> **SET TASK**
Write out the entries again exactly as they are given.

Entries taken from a collection:
* Begin *
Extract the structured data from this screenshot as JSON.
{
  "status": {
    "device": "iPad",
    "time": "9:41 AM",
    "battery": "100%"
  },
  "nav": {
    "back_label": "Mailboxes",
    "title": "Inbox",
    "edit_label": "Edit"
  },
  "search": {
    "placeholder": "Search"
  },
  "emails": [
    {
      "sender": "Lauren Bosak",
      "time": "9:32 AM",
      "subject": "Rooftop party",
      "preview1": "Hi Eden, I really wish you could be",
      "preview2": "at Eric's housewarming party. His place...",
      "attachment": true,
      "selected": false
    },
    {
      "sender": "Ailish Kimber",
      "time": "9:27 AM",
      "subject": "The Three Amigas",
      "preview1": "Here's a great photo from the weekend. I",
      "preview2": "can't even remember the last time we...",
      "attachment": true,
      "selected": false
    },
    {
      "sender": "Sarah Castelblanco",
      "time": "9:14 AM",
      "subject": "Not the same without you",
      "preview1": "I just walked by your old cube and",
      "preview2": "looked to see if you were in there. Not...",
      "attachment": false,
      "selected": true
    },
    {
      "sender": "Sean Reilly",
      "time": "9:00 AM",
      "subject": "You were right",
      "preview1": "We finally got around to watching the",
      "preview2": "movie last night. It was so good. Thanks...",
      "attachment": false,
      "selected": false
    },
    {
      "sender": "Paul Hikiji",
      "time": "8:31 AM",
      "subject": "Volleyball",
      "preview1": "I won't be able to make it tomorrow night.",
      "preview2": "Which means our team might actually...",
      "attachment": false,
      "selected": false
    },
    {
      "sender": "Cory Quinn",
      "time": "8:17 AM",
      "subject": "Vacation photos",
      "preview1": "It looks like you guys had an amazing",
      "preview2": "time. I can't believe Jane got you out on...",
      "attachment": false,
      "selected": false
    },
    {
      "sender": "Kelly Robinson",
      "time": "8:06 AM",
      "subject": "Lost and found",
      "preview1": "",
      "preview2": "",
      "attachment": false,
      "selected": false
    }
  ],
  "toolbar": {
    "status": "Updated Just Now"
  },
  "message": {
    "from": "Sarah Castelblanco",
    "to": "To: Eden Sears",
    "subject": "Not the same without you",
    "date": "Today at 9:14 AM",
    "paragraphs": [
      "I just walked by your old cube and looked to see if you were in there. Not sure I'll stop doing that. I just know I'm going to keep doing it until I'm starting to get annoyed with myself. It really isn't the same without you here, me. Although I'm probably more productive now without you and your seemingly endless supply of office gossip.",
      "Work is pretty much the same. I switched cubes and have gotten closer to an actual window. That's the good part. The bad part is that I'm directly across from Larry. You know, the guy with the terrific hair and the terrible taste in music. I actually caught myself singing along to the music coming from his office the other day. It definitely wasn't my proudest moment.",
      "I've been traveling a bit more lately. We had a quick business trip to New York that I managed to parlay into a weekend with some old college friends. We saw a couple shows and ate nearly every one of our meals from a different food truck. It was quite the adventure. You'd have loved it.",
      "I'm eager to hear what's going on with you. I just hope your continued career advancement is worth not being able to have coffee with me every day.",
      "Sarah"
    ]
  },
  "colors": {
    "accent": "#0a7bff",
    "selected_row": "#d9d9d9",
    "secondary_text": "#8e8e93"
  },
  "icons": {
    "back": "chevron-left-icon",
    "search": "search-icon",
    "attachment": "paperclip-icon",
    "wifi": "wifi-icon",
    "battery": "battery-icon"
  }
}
* End *
> **TASK ANSWER**
Extract the structured data from this screenshot as JSON.
{
  "status": {
    "device": "iPad",
    "time": "9:41 AM",
    "battery": "100%"
  },
  "nav": {
    "back_label": "Mailboxes",
    "title": "Inbox",
    "edit_label": "Edit"
  },
  "search": {
    "placeholder": "Search"
  },
  "emails": [
    {
      "sender": "Lauren Bosak",
      "time": "9:32 AM",
      "subject": "Rooftop party",
      "preview1": "Hi Eden, I really wish you could be",
      "preview2": "at Eric's housewarming party. His place...",
      "attachment": true,
      "selected": false
    },
    {
      "sender": "Ailish Kimber",
      "time": "9:27 AM",
      "subject": "The Three Amigas",
      "preview1": "Here's a great photo from the weekend. I",
      "preview2": "can't even remember the last time we...",
      "attachment": true,
      "selected": false
    },
    {
      "sender": "Sarah Castelblanco",
      "time": "9:14 AM",
      "subject": "Not the same without you",
      "preview1": "I just walked by your old cube and",
      "preview2": "looked to see if you were in there. Not...",
      "attachment": false,
      "selected": true
    },
    {
      "sender": "Sean Reilly",
      "time": "9:00 AM",
      "subject": "You were right",
      "preview1": "We finally got around to watching the",
      "preview2": "movie last night. It was so good. Thanks...",
      "attachment": false,
      "selected": false
    },
    {
      "sender": "Paul Hikiji",
      "time": "8:31 AM",
      "subject": "Volleyball",
      "preview1": "I won't be able to make it tomorrow night.",
      "preview2": "Which means our team might actually...",
      "attachment": false,
      "selected": false
    },
    {
      "sender": "Cory Quinn",
      "time": "8:17 AM",
      "subject": "Vacation photos",
      "preview1": "It looks like you guys had an amazing",
      "preview2": "time. I can't believe Jane got you out on...",
      "attachment": false,
      "selected": false
    },
    {
      "sender": "Kelly Robinson",
      "time": "8:06 AM",
      "subject": "Lost and found",
      "preview1": "",
      "preview2": "",
      "attachment": false,
      "selected": false
    }
  ],
  "toolbar": {
    "status": "Updated Just Now"
  },
  "message": {
    "from": "Sarah Castelblanco",
    "to": "To: Eden Sears",
    "subject": "Not the same without you",
    "date": "Today at 9:14 AM",
    "paragraphs": [
      "I just walked by your old cube and looked to see if you were in there. Not sure I'll stop doing that. I just know I'm going to keep doing it until I'm starting to get annoyed with myself. It really isn't the same without you here, me. Although I'm probably more productive now without you and your seemingly endless supply of office gossip.",
      "Work is pretty much the same. I switched cubes and have gotten closer to an actual window. That's the good part. The bad part is that I'm directly across from Larry. You know, the guy with the terrific hair and the terrible taste in music. I actually caught myself singing along to the music coming from his office the other day. It definitely wasn't my proudest moment.",
      "I've been traveling a bit more lately. We had a quick business trip to New York that I managed to parlay into a weekend with some old college friends. We saw a couple shows and ate nearly every one of our meals from a different food truck. It was quite the adventure. You'd have loved it.",
      "I'm eager to hear what's going on with you. I just hope your continued career advancement is worth not being able to have coffee with me every day.",
      "Sarah"
    ]
  },
  "colors": {
    "accent": "#0a7bff",
    "selected_row": "#d9d9d9",
    "secondary_text": "#8e8e93"
  },
  "icons": {
    "back": "chevron-left-icon",
    "search": "search-icon",
    "attachment": "paperclip-icon",
    "wifi": "wifi-icon",
    "battery": "battery-icon"
  }
}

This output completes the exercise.